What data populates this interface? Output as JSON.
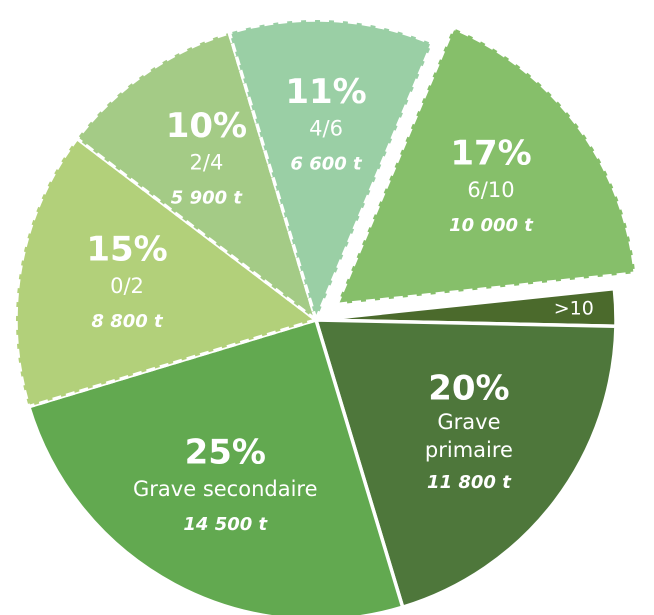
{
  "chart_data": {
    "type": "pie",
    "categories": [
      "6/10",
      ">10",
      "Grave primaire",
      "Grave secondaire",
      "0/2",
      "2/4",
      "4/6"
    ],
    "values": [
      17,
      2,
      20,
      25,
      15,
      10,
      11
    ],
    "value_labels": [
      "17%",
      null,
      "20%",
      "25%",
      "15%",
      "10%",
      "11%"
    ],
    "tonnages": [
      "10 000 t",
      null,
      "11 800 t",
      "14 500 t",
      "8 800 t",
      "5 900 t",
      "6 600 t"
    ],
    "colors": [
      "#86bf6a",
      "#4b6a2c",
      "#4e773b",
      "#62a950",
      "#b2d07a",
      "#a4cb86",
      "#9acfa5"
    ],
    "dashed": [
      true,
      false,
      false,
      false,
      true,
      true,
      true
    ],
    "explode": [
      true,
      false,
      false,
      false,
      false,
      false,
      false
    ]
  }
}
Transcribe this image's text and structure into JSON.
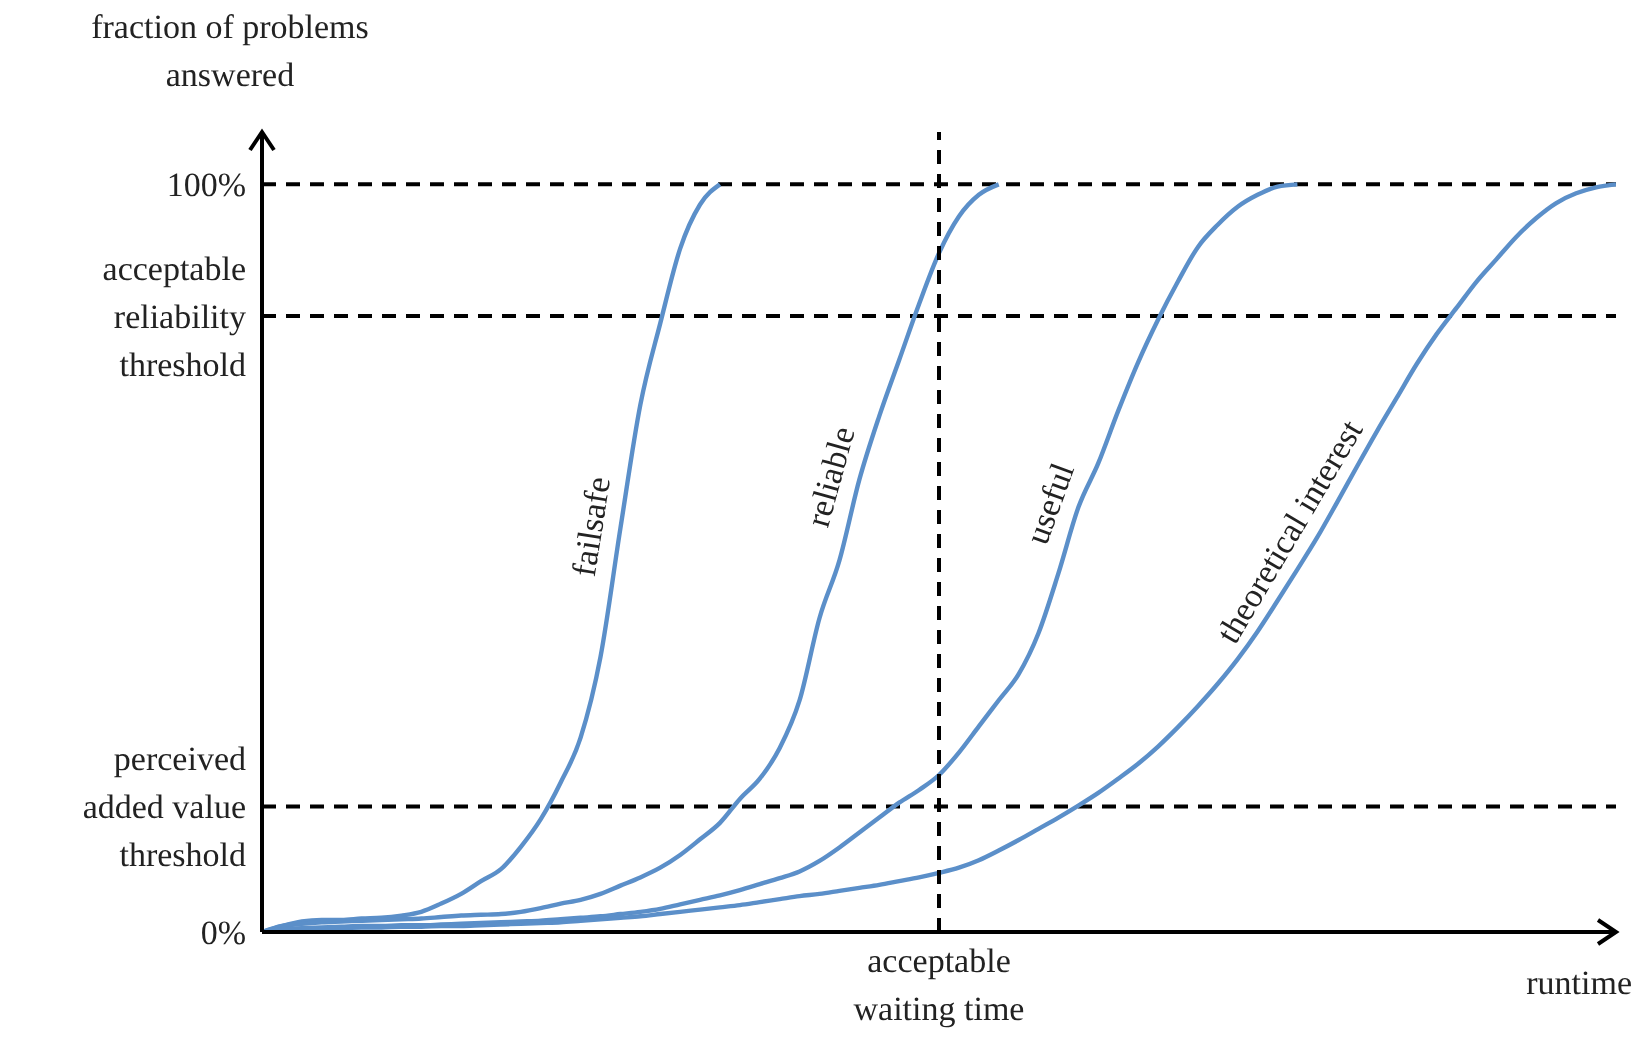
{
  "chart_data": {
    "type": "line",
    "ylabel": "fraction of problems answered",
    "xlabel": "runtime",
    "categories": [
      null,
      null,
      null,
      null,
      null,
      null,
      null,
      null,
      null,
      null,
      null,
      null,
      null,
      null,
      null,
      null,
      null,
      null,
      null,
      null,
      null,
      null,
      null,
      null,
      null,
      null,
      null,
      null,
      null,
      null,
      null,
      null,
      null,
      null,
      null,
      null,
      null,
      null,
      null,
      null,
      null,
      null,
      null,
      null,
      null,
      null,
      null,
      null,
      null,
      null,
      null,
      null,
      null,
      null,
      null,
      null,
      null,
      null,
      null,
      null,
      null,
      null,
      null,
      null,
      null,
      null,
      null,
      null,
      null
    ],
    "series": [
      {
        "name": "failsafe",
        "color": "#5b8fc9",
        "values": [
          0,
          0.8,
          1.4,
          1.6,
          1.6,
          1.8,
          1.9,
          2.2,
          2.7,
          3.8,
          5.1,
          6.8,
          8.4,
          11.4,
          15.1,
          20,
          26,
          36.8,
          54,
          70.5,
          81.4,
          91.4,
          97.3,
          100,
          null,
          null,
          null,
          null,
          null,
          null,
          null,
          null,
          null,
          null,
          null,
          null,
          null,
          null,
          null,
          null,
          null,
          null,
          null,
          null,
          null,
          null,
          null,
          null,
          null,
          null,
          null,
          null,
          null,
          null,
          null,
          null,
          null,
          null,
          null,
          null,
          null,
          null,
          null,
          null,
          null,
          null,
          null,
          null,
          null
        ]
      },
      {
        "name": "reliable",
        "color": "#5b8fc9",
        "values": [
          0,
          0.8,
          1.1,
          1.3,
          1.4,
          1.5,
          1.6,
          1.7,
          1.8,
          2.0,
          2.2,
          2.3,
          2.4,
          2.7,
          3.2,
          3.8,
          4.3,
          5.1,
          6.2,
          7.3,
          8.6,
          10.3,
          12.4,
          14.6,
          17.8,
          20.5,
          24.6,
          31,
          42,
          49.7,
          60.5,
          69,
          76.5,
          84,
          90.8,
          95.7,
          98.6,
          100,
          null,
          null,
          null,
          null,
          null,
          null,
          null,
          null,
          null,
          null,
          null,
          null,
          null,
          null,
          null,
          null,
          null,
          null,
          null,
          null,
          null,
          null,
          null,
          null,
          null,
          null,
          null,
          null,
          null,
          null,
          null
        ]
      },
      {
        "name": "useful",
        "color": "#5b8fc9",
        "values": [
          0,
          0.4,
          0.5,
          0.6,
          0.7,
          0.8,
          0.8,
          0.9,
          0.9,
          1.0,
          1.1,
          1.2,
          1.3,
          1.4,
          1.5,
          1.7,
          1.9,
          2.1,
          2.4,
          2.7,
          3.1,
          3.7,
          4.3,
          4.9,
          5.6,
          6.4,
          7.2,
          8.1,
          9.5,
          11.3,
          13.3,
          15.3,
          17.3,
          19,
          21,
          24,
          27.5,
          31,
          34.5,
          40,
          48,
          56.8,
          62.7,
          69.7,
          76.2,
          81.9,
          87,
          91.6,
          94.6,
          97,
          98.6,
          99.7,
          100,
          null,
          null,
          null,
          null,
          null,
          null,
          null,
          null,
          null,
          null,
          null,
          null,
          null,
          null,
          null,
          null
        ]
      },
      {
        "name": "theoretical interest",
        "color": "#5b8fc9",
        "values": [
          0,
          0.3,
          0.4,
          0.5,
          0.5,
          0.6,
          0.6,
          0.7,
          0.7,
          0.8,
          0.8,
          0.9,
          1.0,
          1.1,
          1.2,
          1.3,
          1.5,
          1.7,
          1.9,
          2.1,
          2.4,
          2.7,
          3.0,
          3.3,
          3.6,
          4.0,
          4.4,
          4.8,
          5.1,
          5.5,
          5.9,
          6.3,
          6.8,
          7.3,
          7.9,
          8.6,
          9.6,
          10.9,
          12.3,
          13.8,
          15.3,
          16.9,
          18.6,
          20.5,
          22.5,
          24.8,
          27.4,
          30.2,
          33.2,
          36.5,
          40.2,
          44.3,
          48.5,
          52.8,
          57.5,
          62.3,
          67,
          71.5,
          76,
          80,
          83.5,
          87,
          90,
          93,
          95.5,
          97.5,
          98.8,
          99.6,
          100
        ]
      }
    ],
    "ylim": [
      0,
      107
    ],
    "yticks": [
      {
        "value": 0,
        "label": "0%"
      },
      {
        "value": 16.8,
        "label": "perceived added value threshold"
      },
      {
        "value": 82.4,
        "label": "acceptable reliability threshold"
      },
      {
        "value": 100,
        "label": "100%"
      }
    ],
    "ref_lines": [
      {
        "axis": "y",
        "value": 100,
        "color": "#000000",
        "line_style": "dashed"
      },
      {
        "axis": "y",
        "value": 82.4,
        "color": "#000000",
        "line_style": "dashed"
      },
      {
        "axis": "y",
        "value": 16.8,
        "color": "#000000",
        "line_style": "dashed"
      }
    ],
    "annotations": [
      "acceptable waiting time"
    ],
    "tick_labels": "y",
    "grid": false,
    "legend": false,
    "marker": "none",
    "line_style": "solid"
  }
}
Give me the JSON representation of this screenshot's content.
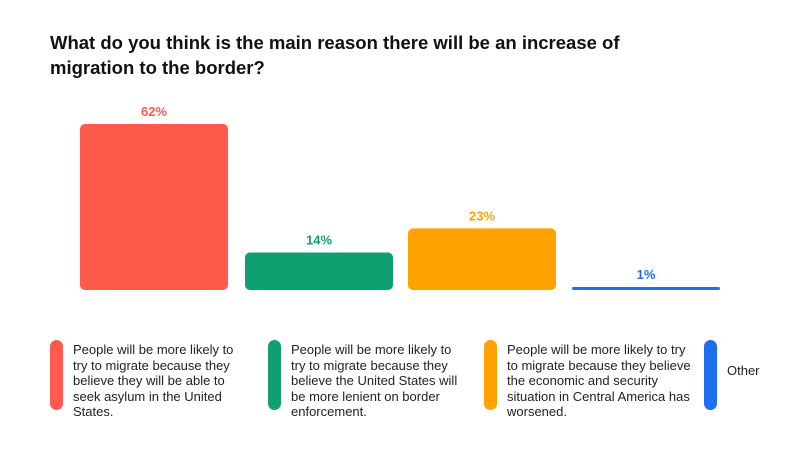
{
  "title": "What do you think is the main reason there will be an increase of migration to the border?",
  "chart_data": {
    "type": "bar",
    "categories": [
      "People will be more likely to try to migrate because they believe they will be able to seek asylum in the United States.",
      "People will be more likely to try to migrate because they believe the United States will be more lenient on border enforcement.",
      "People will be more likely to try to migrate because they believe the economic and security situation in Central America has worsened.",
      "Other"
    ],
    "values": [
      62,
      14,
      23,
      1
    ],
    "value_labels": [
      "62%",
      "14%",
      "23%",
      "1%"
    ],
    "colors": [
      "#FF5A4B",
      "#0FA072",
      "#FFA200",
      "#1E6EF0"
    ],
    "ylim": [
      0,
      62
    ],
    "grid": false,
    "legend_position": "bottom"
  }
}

### STATED TASK
Reproduce the listing exactly. Leave its pictures out.

### OUTPUT OF THE EXERCISE
What data populates this interface? Output as JSON.
{
  "chart_data": {
    "type": "pie",
    "categories": [
      "6/10",
      ">10",
      "Grave primaire",
      "Grave secondaire",
      "0/2",
      "2/4",
      "4/6"
    ],
    "values": [
      17,
      2,
      20,
      25,
      15,
      10,
      11
    ],
    "value_labels": [
      "17%",
      null,
      "20%",
      "25%",
      "15%",
      "10%",
      "11%"
    ],
    "tonnages": [
      "10 000 t",
      null,
      "11 800 t",
      "14 500 t",
      "8 800 t",
      "5 900 t",
      "6 600 t"
    ],
    "colors": [
      "#86bf6a",
      "#4b6a2c",
      "#4e773b",
      "#62a950",
      "#b2d07a",
      "#a4cb86",
      "#9acfa5"
    ],
    "dashed": [
      true,
      false,
      false,
      false,
      true,
      true,
      true
    ],
    "explode": [
      true,
      false,
      false,
      false,
      false,
      false,
      false
    ]
  }
}
Transcribe this image's text and structure into JSON.
{
  "chart_data": {
    "type": "line",
    "ylabel": "fraction of problems answered",
    "xlabel": "runtime",
    "categories": [
      null,
      null,
      null,
      null,
      null,
      null,
      null,
      null,
      null,
      null,
      null,
      null,
      null,
      null,
      null,
      null,
      null,
      null,
      null,
      null,
      null,
      null,
      null,
      null,
      null,
      null,
      null,
      null,
      null,
      null,
      null,
      null,
      null,
      null,
      null,
      null,
      null,
      null,
      null,
      null,
      null,
      null,
      null,
      null,
      null,
      null,
      null,
      null,
      null,
      null,
      null,
      null,
      null,
      null,
      null,
      null,
      null,
      null,
      null,
      null,
      null,
      null,
      null,
      null,
      null,
      null,
      null,
      null,
      null
    ],
    "series": [
      {
        "name": "failsafe",
        "color": "#5b8fc9",
        "values": [
          0,
          0.8,
          1.4,
          1.6,
          1.6,
          1.8,
          1.9,
          2.2,
          2.7,
          3.8,
          5.1,
          6.8,
          8.4,
          11.4,
          15.1,
          20,
          26,
          36.8,
          54,
          70.5,
          81.4,
          91.4,
          97.3,
          100,
          null,
          null,
          null,
          null,
          null,
          null,
          null,
          null,
          null,
          null,
          null,
          null,
          null,
          null,
          null,
          null,
          null,
          null,
          null,
          null,
          null,
          null,
          null,
          null,
          null,
          null,
          null,
          null,
          null,
          null,
          null,
          null,
          null,
          null,
          null,
          null,
          null,
          null,
          null,
          null,
          null,
          null,
          null,
          null,
          null
        ]
      },
      {
        "name": "reliable",
        "color": "#5b8fc9",
        "values": [
          0,
          0.8,
          1.1,
          1.3,
          1.4,
          1.5,
          1.6,
          1.7,
          1.8,
          2.0,
          2.2,
          2.3,
          2.4,
          2.7,
          3.2,
          3.8,
          4.3,
          5.1,
          6.2,
          7.3,
          8.6,
          10.3,
          12.4,
          14.6,
          17.8,
          20.5,
          24.6,
          31,
          42,
          49.7,
          60.5,
          69,
          76.5,
          84,
          90.8,
          95.7,
          98.6,
          100,
          null,
          null,
          null,
          null,
          null,
          null,
          null,
          null,
          null,
          null,
          null,
          null,
          null,
          null,
          null,
          null,
          null,
          null,
          null,
          null,
          null,
          null,
          null,
          null,
          null,
          null,
          null,
          null,
          null,
          null,
          null
        ]
      },
      {
        "name": "useful",
        "color": "#5b8fc9",
        "values": [
          0,
          0.4,
          0.5,
          0.6,
          0.7,
          0.8,
          0.8,
          0.9,
          0.9,
          1.0,
          1.1,
          1.2,
          1.3,
          1.4,
          1.5,
          1.7,
          1.9,
          2.1,
          2.4,
          2.7,
          3.1,
          3.7,
          4.3,
          4.9,
          5.6,
          6.4,
          7.2,
          8.1,
          9.5,
          11.3,
          13.3,
          15.3,
          17.3,
          19,
          21,
          24,
          27.5,
          31,
          34.5,
          40,
          48,
          56.8,
          62.7,
          69.7,
          76.2,
          81.9,
          87,
          91.6,
          94.6,
          97,
          98.6,
          99.7,
          100,
          null,
          null,
          null,
          null,
          null,
          null,
          null,
          null,
          null,
          null,
          null,
          null,
          null,
          null,
          null,
          null
        ]
      },
      {
        "name": "theoretical interest",
        "color": "#5b8fc9",
        "values": [
          0,
          0.3,
          0.4,
          0.5,
          0.5,
          0.6,
          0.6,
          0.7,
          0.7,
          0.8,
          0.8,
          0.9,
          1.0,
          1.1,
          1.2,
          1.3,
          1.5,
          1.7,
          1.9,
          2.1,
          2.4,
          2.7,
          3.0,
          3.3,
          3.6,
          4.0,
          4.4,
          4.8,
          5.1,
          5.5,
          5.9,
          6.3,
          6.8,
          7.3,
          7.9,
          8.6,
          9.6,
          10.9,
          12.3,
          13.8,
          15.3,
          16.9,
          18.6,
          20.5,
          22.5,
          24.8,
          27.4,
          30.2,
          33.2,
          36.5,
          40.2,
          44.3,
          48.5,
          52.8,
          57.5,
          62.3,
          67,
          71.5,
          76,
          80,
          83.5,
          87,
          90,
          93,
          95.5,
          97.5,
          98.8,
          99.6,
          100
        ]
      }
    ],
    "ylim": [
      0,
      107
    ],
    "yticks": [
      {
        "value": 0,
        "label": "0%"
      },
      {
        "value": 16.8,
        "label": "perceived added value threshold"
      },
      {
        "value": 82.4,
        "label": "acceptable reliability threshold"
      },
      {
        "value": 100,
        "label": "100%"
      }
    ],
    "ref_lines": [
      {
        "axis": "y",
        "value": 100,
        "color": "#000000",
        "line_style": "dashed"
      },
      {
        "axis": "y",
        "value": 82.4,
        "color": "#000000",
        "line_style": "dashed"
      },
      {
        "axis": "y",
        "value": 16.8,
        "color": "#000000",
        "line_style": "dashed"
      }
    ],
    "annotations": [
      "acceptable waiting time"
    ],
    "tick_labels": "y",
    "grid": false,
    "legend": false,
    "marker": "none",
    "line_style": "solid"
  }
}
Give me the JSON representation of this screenshot's content.
{
  "title": "What do you think is the main reason there will be an increase of migration to the border?",
  "chart_data": {
    "type": "bar",
    "categories": [
      "People will be more likely to try to migrate because they believe they will be able to seek asylum in the United States.",
      "People will be more likely to try to migrate because they believe the United States will be more lenient on border enforcement.",
      "People will be more likely to try to migrate because they believe the economic and security situation in Central America has worsened.",
      "Other"
    ],
    "values": [
      62,
      14,
      23,
      1
    ],
    "value_labels": [
      "62%",
      "14%",
      "23%",
      "1%"
    ],
    "colors": [
      "#FF5A4B",
      "#0FA072",
      "#FFA200",
      "#1E6EF0"
    ],
    "ylim": [
      0,
      62
    ],
    "grid": false,
    "legend_position": "bottom"
  }
}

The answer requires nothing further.